Write the material out again exactly.

** START DATA LINES **

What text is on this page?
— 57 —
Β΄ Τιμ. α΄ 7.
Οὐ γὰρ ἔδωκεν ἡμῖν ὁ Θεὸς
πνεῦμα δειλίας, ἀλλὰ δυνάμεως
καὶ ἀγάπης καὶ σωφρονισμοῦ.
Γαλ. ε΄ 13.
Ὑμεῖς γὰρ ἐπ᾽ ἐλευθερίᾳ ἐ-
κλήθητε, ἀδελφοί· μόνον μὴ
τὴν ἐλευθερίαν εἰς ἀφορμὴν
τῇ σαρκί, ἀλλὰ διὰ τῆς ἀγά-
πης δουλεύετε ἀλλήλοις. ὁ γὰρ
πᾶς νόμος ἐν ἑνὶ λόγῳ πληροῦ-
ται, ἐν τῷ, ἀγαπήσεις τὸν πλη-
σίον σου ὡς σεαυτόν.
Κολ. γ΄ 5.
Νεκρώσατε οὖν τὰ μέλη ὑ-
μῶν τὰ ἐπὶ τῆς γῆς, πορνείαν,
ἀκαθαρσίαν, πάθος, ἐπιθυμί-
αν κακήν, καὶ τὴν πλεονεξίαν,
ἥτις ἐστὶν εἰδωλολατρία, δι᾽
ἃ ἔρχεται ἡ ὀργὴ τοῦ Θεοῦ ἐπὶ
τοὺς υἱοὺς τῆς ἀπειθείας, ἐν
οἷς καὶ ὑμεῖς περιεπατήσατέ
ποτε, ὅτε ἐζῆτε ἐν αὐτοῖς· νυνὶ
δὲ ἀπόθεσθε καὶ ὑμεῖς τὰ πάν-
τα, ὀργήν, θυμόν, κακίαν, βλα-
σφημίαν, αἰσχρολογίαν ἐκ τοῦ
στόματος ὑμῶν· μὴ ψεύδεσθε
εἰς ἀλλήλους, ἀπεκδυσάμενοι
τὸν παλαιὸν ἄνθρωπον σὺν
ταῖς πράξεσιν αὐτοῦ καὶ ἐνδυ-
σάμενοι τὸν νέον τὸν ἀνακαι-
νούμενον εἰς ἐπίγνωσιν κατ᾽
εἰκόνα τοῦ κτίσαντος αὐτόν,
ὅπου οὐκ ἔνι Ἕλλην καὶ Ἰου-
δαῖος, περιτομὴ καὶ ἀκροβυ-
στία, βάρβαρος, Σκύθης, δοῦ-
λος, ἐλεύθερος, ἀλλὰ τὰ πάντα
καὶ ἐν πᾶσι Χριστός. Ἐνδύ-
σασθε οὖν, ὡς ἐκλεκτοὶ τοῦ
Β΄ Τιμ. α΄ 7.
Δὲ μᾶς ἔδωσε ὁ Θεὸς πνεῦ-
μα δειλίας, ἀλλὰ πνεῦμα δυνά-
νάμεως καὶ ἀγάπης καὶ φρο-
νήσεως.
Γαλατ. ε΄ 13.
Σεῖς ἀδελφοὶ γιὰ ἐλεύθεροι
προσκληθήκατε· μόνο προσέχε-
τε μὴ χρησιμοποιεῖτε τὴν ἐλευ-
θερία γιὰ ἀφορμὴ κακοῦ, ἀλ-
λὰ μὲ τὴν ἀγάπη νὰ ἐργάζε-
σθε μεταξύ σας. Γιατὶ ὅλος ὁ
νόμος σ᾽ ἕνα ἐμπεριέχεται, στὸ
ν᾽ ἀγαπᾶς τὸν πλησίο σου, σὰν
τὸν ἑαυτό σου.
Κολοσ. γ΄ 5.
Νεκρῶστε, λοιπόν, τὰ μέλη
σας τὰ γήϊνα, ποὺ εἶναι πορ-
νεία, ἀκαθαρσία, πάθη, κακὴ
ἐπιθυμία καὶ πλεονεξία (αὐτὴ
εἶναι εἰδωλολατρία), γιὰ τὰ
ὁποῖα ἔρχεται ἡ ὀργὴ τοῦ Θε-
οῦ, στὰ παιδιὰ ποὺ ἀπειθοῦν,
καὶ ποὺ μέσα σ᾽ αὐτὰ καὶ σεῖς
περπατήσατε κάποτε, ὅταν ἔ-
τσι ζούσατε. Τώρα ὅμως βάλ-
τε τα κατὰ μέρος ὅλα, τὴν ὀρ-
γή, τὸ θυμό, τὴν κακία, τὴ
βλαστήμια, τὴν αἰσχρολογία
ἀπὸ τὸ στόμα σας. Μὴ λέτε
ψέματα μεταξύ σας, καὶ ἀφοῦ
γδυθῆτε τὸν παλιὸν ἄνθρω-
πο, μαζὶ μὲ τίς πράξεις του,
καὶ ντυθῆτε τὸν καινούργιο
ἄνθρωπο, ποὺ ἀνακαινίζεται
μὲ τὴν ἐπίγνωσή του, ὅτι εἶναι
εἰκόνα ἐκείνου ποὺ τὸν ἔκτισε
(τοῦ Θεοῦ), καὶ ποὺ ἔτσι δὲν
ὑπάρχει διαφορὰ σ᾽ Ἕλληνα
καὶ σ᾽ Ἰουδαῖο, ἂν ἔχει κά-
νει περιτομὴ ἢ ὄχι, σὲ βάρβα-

** END DATA LINES **

# [SOLUTION TO THIS PROBLEM]
What text is on this page?
— 57 —
Β΄ Τιμ. α΄ 7.
Οὐ γὰρ ἔδωκεν ἡμῖν ὁ Θεὸς
πνεῦμα δειλίας, ἀλλὰ δυνάμεως
καὶ ἀγάπης καὶ σωφρονισμοῦ.
Γαλ. ε΄ 13.
Ὑμεῖς γὰρ ἐπ᾽ ἐλευθερίᾳ ἐ-
κλήθητε, ἀδελφοί· μόνον μὴ
τὴν ἐλευθερίαν εἰς ἀφορμὴν
τῇ σαρκί, ἀλλὰ διὰ τῆς ἀγά-
πης δουλεύετε ἀλλήλοις. ὁ γὰρ
πᾶς νόμος ἐν ἑνὶ λόγῳ πληροῦ-
ται, ἐν τῷ, ἀγαπήσεις τὸν πλη-
σίον σου ὡς σεαυτόν.
Κολ. γ΄ 5.
Νεκρώσατε οὖν τὰ μέλη ὑ-
μῶν τὰ ἐπὶ τῆς γῆς, πορνείαν,
ἀκαθαρσίαν, πάθος, ἐπιθυμί-
αν κακήν, καὶ τὴν πλεονεξίαν,
ἥτις ἐστὶν εἰδωλολατρία, δι᾽
ἃ ἔρχεται ἡ ὀργὴ τοῦ Θεοῦ ἐπὶ
τοὺς υἱοὺς τῆς ἀπειθείας, ἐν
οἷς καὶ ὑμεῖς περιεπατήσατέ
ποτε, ὅτε ἐζῆτε ἐν αὐτοῖς· νυνὶ
δὲ ἀπόθεσθε καὶ ὑμεῖς τὰ πάν-
τα, ὀργήν, θυμόν, κακίαν, βλα-
σφημίαν, αἰσχρολογίαν ἐκ τοῦ
στόματος ὑμῶν· μὴ ψεύδεσθε
εἰς ἀλλήλους, ἀπεκδυσάμενοι
τὸν παλαιὸν ἄνθρωπον σὺν
ταῖς πράξεσιν αὐτοῦ καὶ ἐνδυ-
σάμενοι τὸν νέον τὸν ἀνακαι-
νούμενον εἰς ἐπίγνωσιν κατ᾽
εἰκόνα τοῦ κτίσαντος αὐτόν,
ὅπου οὐκ ἔνι Ἕλλην καὶ Ἰου-
δαῖος, περιτομὴ καὶ ἀκροβυ-
στία, βάρβαρος, Σκύθης, δοῦ-
λος, ἐλεύθερος, ἀλλὰ τὰ πάντα
καὶ ἐν πᾶσι Χριστός. Ἐνδύ-
σασθε οὖν, ὡς ἐκλεκτοὶ τοῦ
Β΄ Τιμ. α΄ 7.
Δὲ μᾶς ἔδωσε ὁ Θεὸς πνεῦ-
μα δειλίας, ἀλλὰ πνεῦμα δυνά-
νάμεως καὶ ἀγάπης καὶ φρο-
νήσεως.
Γαλατ. ε΄ 13.
Σεῖς ἀδελφοὶ γιὰ ἐλεύθεροι
προσκληθήκατε· μόνο προσέχε-
τε μὴ χρησιμοποιεῖτε τὴν ἐλευ-
θερία γιὰ ἀφορμὴ κακοῦ, ἀλ-
λὰ μὲ τὴν ἀγάπη νὰ ἐργάζε-
σθε μεταξύ σας. Γιατὶ ὅλος ὁ
νόμος σ᾽ ἕνα ἐμπεριέχεται, στὸ
ν᾽ ἀγαπᾶς τὸν πλησίο σου, σὰν
τὸν ἑαυτό σου.
Κολοσ. γ΄ 5.
Νεκρῶστε, λοιπόν, τὰ μέλη
σας τὰ γήϊνα, ποὺ εἶναι πορ-
νεία, ἀκαθαρσία, πάθη, κακὴ
ἐπιθυμία καὶ πλεονεξία (αὐτὴ
εἶναι εἰδωλολατρία), γιὰ τὰ
ὁποῖα ἔρχεται ἡ ὀργὴ τοῦ Θε-
οῦ, στὰ παιδιὰ ποὺ ἀπειθοῦν,
καὶ ποὺ μέσα σ᾽ αὐτὰ καὶ σεῖς
περπατήσατε κάποτε, ὅταν ἔ-
τσι ζούσατε. Τώρα ὅμως βάλ-
τε τα κατὰ μέρος ὅλα, τὴν ὀρ-
γή, τὸ θυμό, τὴν κακία, τὴ
βλαστήμια, τὴν αἰσχρολογία
ἀπὸ τὸ στόμα σας. Μὴ λέτε
ψέματα μεταξύ σας, καὶ ἀφοῦ
γδυθῆτε τὸν παλιὸν ἄνθρω-
πο, μαζὶ μὲ τίς πράξεις του,
καὶ ντυθῆτε τὸν καινούργιο
ἄνθρωπο, ποὺ ἀνακαινίζεται
μὲ τὴν ἐπίγνωσή του, ὅτι εἶναι
εἰκόνα ἐκείνου ποὺ τὸν ἔκτισε
(τοῦ Θεοῦ), καὶ ποὺ ἔτσι δὲν
ὑπάρχει διαφορὰ σ᾽ Ἕλληνα
καὶ σ᾽ Ἰουδαῖο, ἂν ἔχει κά-
νει περιτομὴ ἢ ὄχι, σὲ βάρβα-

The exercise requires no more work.